• _Directive_: Using the listing below, copy every line that mentions "title".
***
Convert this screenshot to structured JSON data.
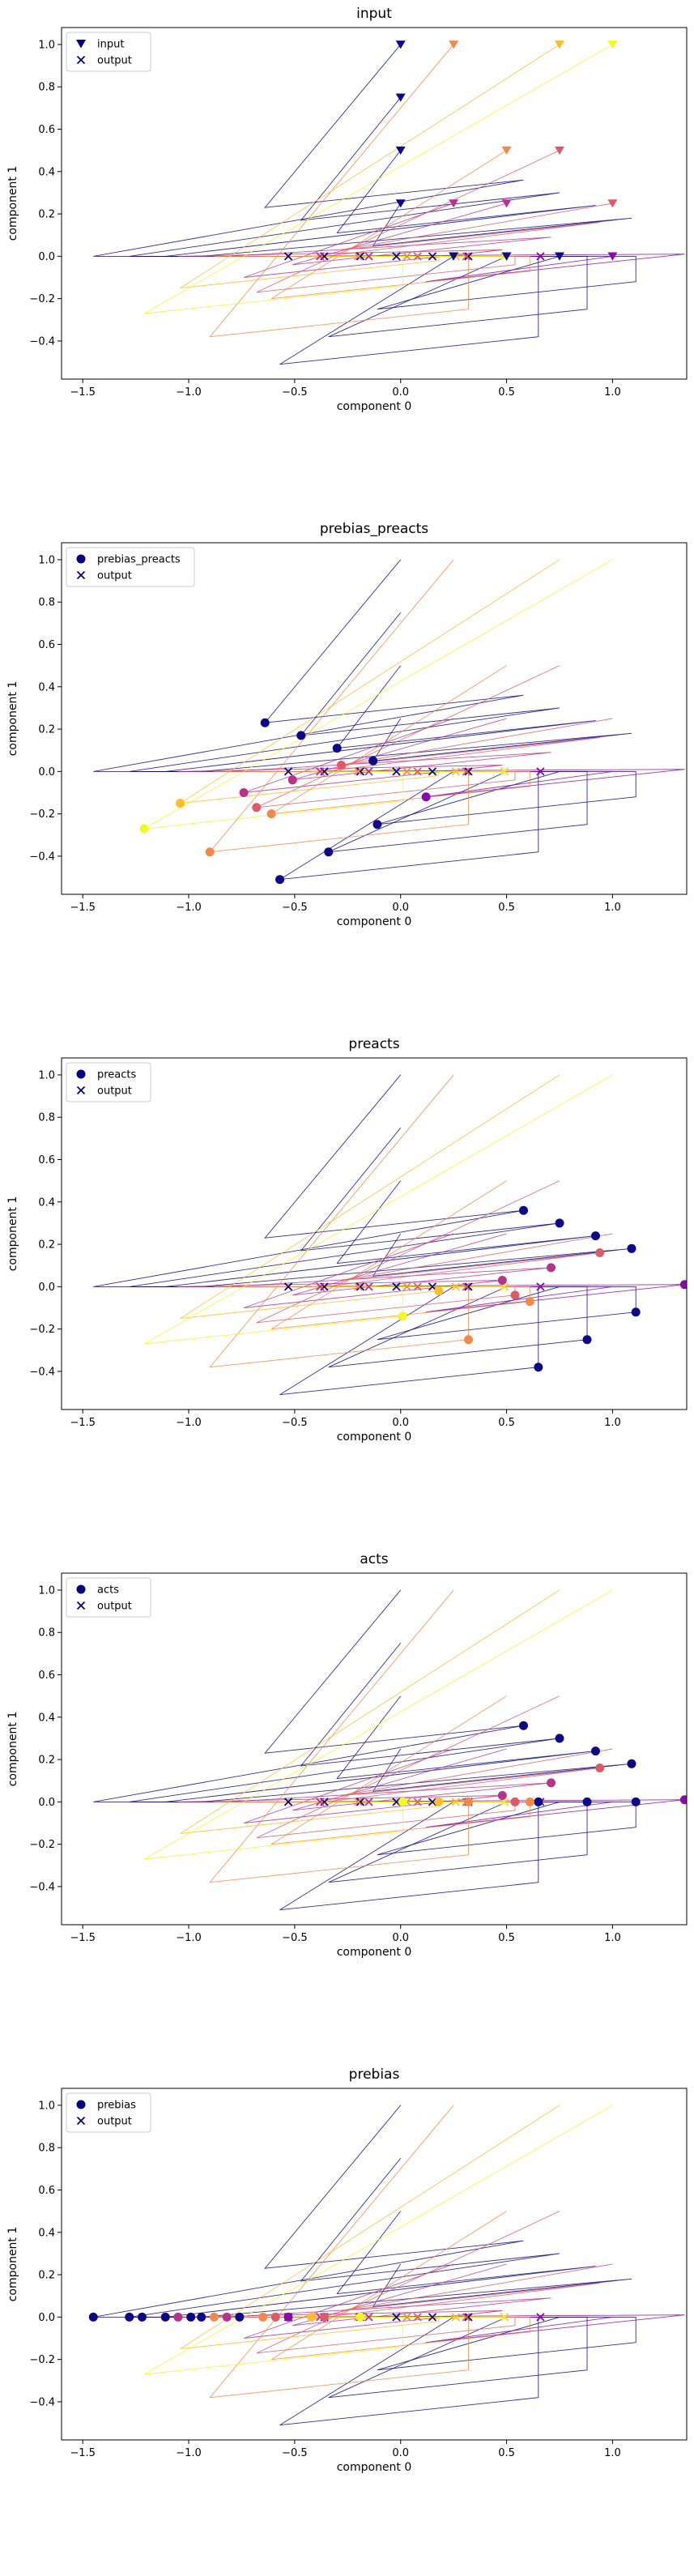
{
  "colors": {
    "accent": "#000080",
    "palette": [
      "#0d0887",
      "#5302a3",
      "#8b0aa5",
      "#b83289",
      "#db5c68",
      "#f48849",
      "#febd2a",
      "#f0f921"
    ]
  },
  "chart_data": [
    {
      "type": "scatter",
      "title": "input",
      "xlabel": "component 0",
      "ylabel": "component 1",
      "xlim": [
        -1.6,
        1.35
      ],
      "ylim": [
        -0.58,
        1.08
      ],
      "xticks": [
        -1.5,
        -1.0,
        -0.5,
        0.0,
        0.5,
        1.0
      ],
      "xtick_labels": [
        "−1.5",
        "−1.0",
        "−0.5",
        "0.0",
        "0.5",
        "1.0"
      ],
      "yticks": [
        -0.4,
        -0.2,
        0.0,
        0.2,
        0.4,
        0.6,
        0.8,
        1.0
      ],
      "ytick_labels": [
        "−0.4",
        "−0.2",
        "0.0",
        "0.2",
        "0.4",
        "0.6",
        "0.8",
        "1.0"
      ],
      "legend": {
        "position": "top-left",
        "entries": [
          "input",
          "output"
        ]
      },
      "markers": "triangle-down",
      "point_source": "input"
    },
    {
      "type": "scatter",
      "title": "prebias_preacts",
      "xlabel": "component 0",
      "ylabel": "component 1",
      "xlim": [
        -1.6,
        1.35
      ],
      "ylim": [
        -0.58,
        1.08
      ],
      "xticks": [
        -1.5,
        -1.0,
        -0.5,
        0.0,
        0.5,
        1.0
      ],
      "xtick_labels": [
        "−1.5",
        "−1.0",
        "−0.5",
        "0.0",
        "0.5",
        "1.0"
      ],
      "yticks": [
        -0.4,
        -0.2,
        0.0,
        0.2,
        0.4,
        0.6,
        0.8,
        1.0
      ],
      "ytick_labels": [
        "−0.4",
        "−0.2",
        "0.0",
        "0.2",
        "0.4",
        "0.6",
        "0.8",
        "1.0"
      ],
      "legend": {
        "position": "top-left",
        "entries": [
          "prebias_preacts",
          "output"
        ]
      },
      "markers": "circle",
      "point_source": "prebias_preacts"
    },
    {
      "type": "scatter",
      "title": "preacts",
      "xlabel": "component 0",
      "ylabel": "component 1",
      "xlim": [
        -1.6,
        1.35
      ],
      "ylim": [
        -0.58,
        1.08
      ],
      "xticks": [
        -1.5,
        -1.0,
        -0.5,
        0.0,
        0.5,
        1.0
      ],
      "xtick_labels": [
        "−1.5",
        "−1.0",
        "−0.5",
        "0.0",
        "0.5",
        "1.0"
      ],
      "yticks": [
        -0.4,
        -0.2,
        0.0,
        0.2,
        0.4,
        0.6,
        0.8,
        1.0
      ],
      "ytick_labels": [
        "−0.4",
        "−0.2",
        "0.0",
        "0.2",
        "0.4",
        "0.6",
        "0.8",
        "1.0"
      ],
      "legend": {
        "position": "top-left",
        "entries": [
          "preacts",
          "output"
        ]
      },
      "markers": "circle",
      "point_source": "preacts"
    },
    {
      "type": "scatter",
      "title": "acts",
      "xlabel": "component 0",
      "ylabel": "component 1",
      "xlim": [
        -1.6,
        1.35
      ],
      "ylim": [
        -0.58,
        1.08
      ],
      "xticks": [
        -1.5,
        -1.0,
        -0.5,
        0.0,
        0.5,
        1.0
      ],
      "xtick_labels": [
        "−1.5",
        "−1.0",
        "−0.5",
        "0.0",
        "0.5",
        "1.0"
      ],
      "yticks": [
        -0.4,
        -0.2,
        0.0,
        0.2,
        0.4,
        0.6,
        0.8,
        1.0
      ],
      "ytick_labels": [
        "−0.4",
        "−0.2",
        "0.0",
        "0.2",
        "0.4",
        "0.6",
        "0.8",
        "1.0"
      ],
      "legend": {
        "position": "top-left",
        "entries": [
          "acts",
          "output"
        ]
      },
      "markers": "circle",
      "point_source": "acts"
    },
    {
      "type": "scatter",
      "title": "prebias",
      "xlabel": "component 0",
      "ylabel": "component 1",
      "xlim": [
        -1.6,
        1.35
      ],
      "ylim": [
        -0.58,
        1.08
      ],
      "xticks": [
        -1.5,
        -1.0,
        -0.5,
        0.0,
        0.5,
        1.0
      ],
      "xtick_labels": [
        "−1.5",
        "−1.0",
        "−0.5",
        "0.0",
        "0.5",
        "1.0"
      ],
      "yticks": [
        -0.4,
        -0.2,
        0.0,
        0.2,
        0.4,
        0.6,
        0.8,
        1.0
      ],
      "ytick_labels": [
        "−0.4",
        "−0.2",
        "0.0",
        "0.2",
        "0.4",
        "0.6",
        "0.8",
        "1.0"
      ],
      "legend": {
        "position": "top-left",
        "entries": [
          "prebias",
          "output"
        ]
      },
      "markers": "circle",
      "point_source": "prebias"
    }
  ],
  "dataset": {
    "colors": [
      "#0d0887",
      "#0d0887",
      "#0d0887",
      "#0d0887",
      "#0d0887",
      "#0d0887",
      "#0d0887",
      "#8b0aa5",
      "#b83289",
      "#b83289",
      "#db5c68",
      "#db5c68",
      "#f48849",
      "#f48849",
      "#febd2a",
      "#f0f921"
    ],
    "input_x": [
      0.0,
      0.0,
      0.0,
      0.0,
      0.25,
      0.5,
      0.75,
      1.0,
      0.25,
      0.5,
      0.75,
      1.0,
      0.25,
      0.5,
      0.75,
      1.0
    ],
    "input_y": [
      1.0,
      0.75,
      0.5,
      0.25,
      0.0,
      0.0,
      0.0,
      0.0,
      0.25,
      0.25,
      0.5,
      0.25,
      1.0,
      0.5,
      1.0,
      1.0
    ],
    "prebias_preacts_x": [
      -0.64,
      -0.47,
      -0.3,
      -0.13,
      -0.57,
      -0.34,
      -0.11,
      0.12,
      -0.74,
      -0.51,
      -0.68,
      -0.28,
      -0.9,
      -0.61,
      -1.04,
      -1.21
    ],
    "prebias_preacts_y": [
      0.23,
      0.17,
      0.11,
      0.05,
      -0.51,
      -0.38,
      -0.25,
      -0.12,
      -0.1,
      -0.04,
      -0.17,
      0.03,
      -0.38,
      -0.2,
      -0.15,
      -0.27
    ],
    "preacts_x": [
      0.58,
      0.75,
      0.92,
      1.09,
      0.65,
      0.88,
      1.11,
      1.34,
      0.48,
      0.71,
      0.54,
      0.94,
      0.32,
      0.61,
      0.18,
      0.01
    ],
    "preacts_y": [
      0.36,
      0.3,
      0.24,
      0.18,
      -0.38,
      -0.25,
      -0.12,
      0.01,
      0.03,
      0.09,
      -0.04,
      0.16,
      -0.25,
      -0.07,
      -0.02,
      -0.14
    ],
    "acts_x": [
      0.58,
      0.75,
      0.92,
      1.09,
      0.65,
      0.88,
      1.11,
      1.34,
      0.48,
      0.71,
      0.54,
      0.94,
      0.32,
      0.61,
      0.18,
      0.01
    ],
    "acts_y": [
      0.36,
      0.3,
      0.24,
      0.18,
      0.0,
      0.0,
      0.0,
      0.01,
      0.03,
      0.09,
      0.0,
      0.16,
      0.0,
      0.0,
      0.0,
      0.0
    ],
    "prebias_x": [
      -1.45,
      -1.28,
      -1.11,
      -0.94,
      -1.22,
      -0.99,
      -0.76,
      -0.53,
      -1.05,
      -0.82,
      -0.59,
      -0.36,
      -0.88,
      -0.65,
      -0.42,
      -0.19
    ],
    "prebias_y": [
      0.0,
      0.0,
      0.0,
      0.0,
      0.0,
      0.0,
      0.0,
      0.0,
      0.0,
      0.0,
      0.0,
      0.0,
      0.0,
      0.0,
      0.0,
      0.0
    ],
    "output_x": [
      -0.53,
      -0.36,
      -0.19,
      -0.02,
      0.15,
      0.32,
      0.49,
      0.66,
      -0.38,
      -0.15,
      0.08,
      0.31,
      -0.2,
      0.03,
      0.26,
      0.49
    ],
    "output_y": [
      0.0,
      0.0,
      0.0,
      0.0,
      0.0,
      0.0,
      0.0,
      0.0,
      0.0,
      0.0,
      0.0,
      0.0,
      0.0,
      0.0,
      0.0,
      0.0
    ]
  }
}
***
• _Output below_:
      "title": "input",
      "title": "prebias_preacts",
      "title": "preacts",
      "title": "acts",
      "title": "prebias",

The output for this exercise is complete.